#### Problem requirements
Pick out the lines below that include the string "igapo".

#### Records shown
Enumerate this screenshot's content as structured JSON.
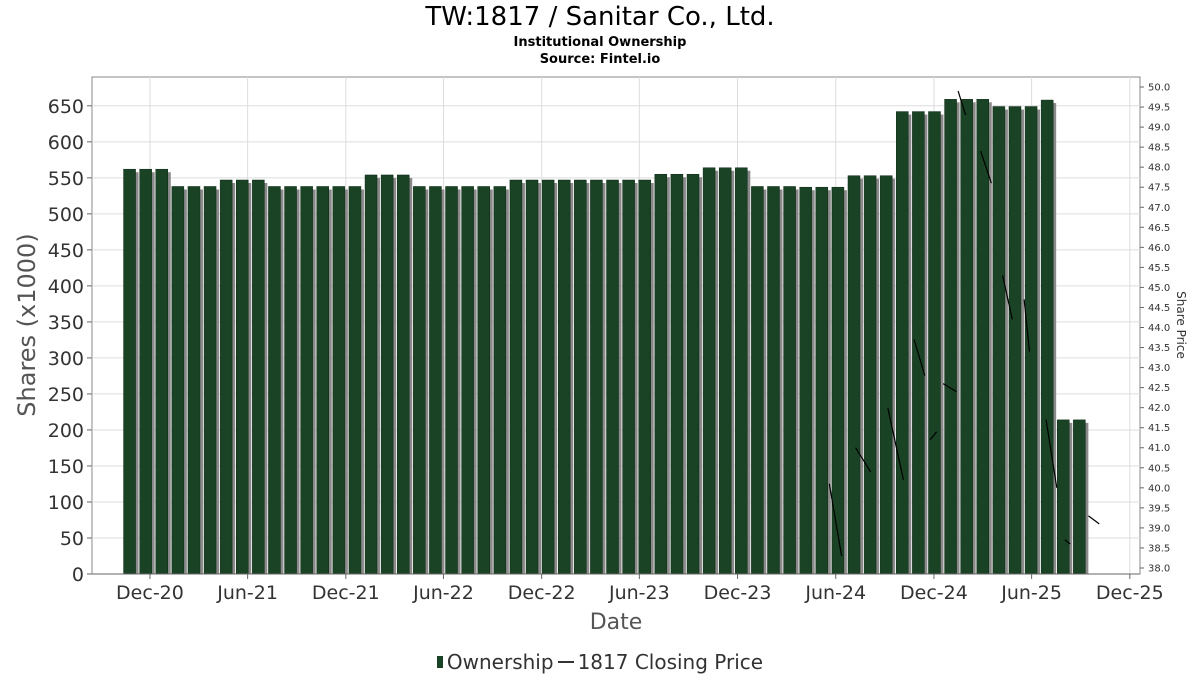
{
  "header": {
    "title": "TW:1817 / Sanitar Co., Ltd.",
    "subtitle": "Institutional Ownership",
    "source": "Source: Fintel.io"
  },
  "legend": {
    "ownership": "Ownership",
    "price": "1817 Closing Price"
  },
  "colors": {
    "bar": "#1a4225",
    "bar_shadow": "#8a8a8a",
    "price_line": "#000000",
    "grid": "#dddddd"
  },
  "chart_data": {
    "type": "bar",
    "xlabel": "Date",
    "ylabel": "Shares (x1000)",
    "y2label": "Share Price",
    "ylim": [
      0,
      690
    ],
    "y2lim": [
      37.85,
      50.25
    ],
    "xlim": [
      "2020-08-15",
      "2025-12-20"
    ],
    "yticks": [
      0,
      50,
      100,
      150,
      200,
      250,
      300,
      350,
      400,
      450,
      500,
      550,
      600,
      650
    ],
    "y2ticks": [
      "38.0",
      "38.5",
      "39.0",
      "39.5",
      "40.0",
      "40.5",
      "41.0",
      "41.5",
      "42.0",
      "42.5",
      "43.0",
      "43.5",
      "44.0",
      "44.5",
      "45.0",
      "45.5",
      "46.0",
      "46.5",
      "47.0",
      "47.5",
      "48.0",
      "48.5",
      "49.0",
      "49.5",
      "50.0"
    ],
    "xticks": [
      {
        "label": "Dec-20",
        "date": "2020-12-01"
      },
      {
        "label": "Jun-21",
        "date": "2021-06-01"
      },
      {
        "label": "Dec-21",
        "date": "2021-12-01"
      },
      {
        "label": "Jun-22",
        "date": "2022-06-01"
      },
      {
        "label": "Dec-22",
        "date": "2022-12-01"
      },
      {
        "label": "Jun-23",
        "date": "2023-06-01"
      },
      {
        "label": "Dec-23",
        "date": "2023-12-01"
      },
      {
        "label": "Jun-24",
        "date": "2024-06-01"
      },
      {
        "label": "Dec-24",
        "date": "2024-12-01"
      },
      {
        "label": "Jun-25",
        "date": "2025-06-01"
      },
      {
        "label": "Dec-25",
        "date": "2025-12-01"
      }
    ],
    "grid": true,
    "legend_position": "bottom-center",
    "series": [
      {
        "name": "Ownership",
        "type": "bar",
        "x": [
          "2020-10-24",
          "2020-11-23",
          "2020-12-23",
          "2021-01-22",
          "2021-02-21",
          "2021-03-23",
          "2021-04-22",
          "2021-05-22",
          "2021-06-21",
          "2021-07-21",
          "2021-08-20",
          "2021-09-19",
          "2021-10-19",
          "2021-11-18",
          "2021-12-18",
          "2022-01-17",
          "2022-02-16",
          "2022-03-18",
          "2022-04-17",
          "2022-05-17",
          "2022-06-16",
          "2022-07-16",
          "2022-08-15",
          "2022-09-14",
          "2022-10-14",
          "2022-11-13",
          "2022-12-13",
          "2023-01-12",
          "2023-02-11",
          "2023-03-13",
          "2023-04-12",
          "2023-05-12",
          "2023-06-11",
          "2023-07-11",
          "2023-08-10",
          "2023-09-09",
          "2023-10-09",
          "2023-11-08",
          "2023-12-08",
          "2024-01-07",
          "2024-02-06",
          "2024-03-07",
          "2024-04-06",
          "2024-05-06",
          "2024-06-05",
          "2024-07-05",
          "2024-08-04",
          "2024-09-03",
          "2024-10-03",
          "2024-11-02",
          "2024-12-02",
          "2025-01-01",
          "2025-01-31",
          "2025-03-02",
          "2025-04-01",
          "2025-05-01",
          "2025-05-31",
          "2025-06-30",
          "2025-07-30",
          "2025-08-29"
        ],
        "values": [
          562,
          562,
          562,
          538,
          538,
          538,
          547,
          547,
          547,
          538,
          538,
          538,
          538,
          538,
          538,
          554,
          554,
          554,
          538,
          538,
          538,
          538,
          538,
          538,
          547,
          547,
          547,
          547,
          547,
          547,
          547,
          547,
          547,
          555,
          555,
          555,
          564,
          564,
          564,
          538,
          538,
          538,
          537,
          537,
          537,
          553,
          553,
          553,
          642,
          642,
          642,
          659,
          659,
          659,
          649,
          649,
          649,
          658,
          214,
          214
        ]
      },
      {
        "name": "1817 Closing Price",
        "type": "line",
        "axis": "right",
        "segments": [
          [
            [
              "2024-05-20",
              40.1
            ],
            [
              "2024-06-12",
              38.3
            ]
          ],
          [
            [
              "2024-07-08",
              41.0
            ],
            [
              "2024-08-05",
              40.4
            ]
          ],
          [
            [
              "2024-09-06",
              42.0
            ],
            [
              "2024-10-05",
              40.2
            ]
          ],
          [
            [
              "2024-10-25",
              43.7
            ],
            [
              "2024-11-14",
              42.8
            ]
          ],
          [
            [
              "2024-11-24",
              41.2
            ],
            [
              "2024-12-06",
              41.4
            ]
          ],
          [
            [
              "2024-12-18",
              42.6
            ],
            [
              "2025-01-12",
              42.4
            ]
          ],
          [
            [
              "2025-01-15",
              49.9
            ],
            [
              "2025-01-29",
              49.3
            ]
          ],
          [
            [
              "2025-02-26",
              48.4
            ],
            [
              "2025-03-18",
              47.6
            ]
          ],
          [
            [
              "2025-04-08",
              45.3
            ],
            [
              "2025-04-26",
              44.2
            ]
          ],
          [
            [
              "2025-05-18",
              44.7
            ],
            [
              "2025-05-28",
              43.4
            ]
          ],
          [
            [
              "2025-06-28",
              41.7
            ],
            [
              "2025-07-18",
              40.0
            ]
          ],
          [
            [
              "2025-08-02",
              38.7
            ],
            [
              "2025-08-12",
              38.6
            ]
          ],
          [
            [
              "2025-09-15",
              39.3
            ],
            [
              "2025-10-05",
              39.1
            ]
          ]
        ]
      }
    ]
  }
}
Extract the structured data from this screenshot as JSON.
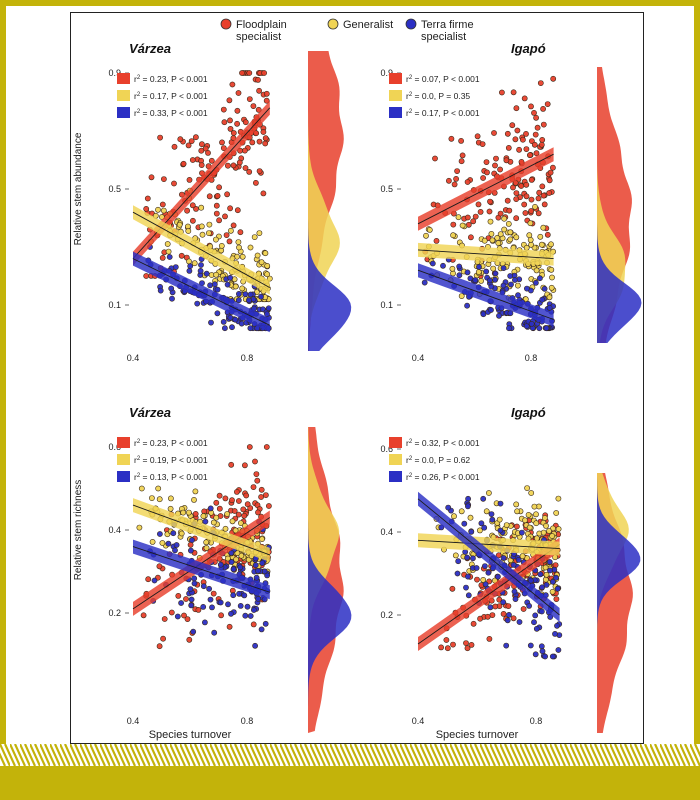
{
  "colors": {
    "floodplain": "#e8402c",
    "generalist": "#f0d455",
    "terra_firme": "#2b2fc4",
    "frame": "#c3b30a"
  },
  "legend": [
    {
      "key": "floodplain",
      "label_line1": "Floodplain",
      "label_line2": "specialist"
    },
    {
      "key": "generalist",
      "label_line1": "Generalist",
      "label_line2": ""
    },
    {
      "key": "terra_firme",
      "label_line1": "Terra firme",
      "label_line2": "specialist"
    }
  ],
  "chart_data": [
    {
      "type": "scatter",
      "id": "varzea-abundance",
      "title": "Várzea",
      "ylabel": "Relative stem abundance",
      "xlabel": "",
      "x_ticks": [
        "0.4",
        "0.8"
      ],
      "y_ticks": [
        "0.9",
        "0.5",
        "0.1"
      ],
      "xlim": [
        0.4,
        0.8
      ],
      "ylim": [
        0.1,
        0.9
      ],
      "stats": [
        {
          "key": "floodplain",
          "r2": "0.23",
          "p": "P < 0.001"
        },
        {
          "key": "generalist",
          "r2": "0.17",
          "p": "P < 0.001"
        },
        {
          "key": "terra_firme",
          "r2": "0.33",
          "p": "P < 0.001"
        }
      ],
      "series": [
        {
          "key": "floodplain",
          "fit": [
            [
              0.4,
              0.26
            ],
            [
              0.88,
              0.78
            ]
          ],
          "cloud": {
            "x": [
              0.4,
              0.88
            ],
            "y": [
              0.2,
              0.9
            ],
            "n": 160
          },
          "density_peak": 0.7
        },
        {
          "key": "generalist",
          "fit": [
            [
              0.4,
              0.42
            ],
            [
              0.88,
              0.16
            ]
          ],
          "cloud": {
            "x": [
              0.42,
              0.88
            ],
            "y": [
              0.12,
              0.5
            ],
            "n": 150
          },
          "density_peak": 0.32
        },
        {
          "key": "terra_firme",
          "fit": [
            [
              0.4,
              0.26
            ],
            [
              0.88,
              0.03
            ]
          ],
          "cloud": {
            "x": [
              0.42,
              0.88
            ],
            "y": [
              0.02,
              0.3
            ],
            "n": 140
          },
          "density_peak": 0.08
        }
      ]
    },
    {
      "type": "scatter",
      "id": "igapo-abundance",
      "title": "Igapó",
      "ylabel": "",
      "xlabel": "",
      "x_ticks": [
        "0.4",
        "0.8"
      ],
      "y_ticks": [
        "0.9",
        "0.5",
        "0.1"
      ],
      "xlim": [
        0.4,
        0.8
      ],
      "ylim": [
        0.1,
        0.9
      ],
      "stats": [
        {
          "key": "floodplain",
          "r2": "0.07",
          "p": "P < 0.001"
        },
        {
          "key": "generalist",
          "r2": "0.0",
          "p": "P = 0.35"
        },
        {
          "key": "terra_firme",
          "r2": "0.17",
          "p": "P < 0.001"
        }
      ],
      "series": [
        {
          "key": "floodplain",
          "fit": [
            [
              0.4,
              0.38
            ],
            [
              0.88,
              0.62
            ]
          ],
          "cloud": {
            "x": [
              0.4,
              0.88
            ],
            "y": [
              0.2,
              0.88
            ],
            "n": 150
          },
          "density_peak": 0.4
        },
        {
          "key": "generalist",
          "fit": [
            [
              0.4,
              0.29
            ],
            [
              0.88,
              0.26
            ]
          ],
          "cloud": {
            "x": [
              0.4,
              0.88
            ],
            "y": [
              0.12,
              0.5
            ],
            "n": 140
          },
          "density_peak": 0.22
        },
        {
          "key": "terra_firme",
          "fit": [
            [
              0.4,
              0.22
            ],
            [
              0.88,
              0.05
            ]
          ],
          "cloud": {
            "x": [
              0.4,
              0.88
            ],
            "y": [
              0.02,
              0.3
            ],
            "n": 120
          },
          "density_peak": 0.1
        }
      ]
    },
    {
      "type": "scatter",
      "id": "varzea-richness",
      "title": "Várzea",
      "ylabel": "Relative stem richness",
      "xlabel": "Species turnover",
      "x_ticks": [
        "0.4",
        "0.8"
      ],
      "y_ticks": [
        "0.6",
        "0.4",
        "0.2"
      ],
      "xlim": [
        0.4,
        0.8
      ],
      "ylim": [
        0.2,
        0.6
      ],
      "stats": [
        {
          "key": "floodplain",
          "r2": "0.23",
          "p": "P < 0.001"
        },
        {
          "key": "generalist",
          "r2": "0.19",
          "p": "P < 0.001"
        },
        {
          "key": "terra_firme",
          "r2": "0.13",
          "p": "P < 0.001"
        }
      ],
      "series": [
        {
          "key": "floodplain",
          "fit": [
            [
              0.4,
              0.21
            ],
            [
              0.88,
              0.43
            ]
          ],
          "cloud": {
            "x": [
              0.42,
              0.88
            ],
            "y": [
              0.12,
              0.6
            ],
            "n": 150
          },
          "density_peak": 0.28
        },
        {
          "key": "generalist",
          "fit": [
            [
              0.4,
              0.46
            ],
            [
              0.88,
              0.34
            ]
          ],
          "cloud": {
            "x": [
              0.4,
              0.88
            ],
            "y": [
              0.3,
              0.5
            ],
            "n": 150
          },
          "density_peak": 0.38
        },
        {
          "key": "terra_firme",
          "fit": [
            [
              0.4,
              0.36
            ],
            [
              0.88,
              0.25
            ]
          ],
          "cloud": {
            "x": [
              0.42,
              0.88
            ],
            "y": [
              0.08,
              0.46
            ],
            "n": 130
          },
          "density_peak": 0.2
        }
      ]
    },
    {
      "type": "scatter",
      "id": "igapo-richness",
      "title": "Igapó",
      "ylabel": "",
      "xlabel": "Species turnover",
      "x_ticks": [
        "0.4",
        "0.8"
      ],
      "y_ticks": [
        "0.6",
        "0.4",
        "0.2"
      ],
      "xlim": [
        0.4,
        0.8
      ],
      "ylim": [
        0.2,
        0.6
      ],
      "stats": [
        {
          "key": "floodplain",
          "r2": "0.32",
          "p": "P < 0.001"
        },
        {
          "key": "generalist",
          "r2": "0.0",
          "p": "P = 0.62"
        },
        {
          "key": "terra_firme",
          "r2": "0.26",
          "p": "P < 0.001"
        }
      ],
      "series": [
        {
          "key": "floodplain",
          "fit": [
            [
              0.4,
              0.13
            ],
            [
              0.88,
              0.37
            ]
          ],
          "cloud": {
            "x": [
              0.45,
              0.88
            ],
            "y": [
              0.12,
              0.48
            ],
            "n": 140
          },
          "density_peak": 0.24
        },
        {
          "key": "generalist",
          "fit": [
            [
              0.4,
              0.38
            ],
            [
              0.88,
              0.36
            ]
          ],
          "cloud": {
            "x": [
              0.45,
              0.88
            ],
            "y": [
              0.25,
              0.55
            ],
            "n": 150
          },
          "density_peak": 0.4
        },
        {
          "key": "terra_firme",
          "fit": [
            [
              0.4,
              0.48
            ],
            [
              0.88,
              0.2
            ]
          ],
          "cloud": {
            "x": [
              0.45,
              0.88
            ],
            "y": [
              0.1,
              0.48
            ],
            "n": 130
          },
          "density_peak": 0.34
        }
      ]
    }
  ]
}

#### Result below
      "id": "igapo-abundance",
      "id": "igapo-richness",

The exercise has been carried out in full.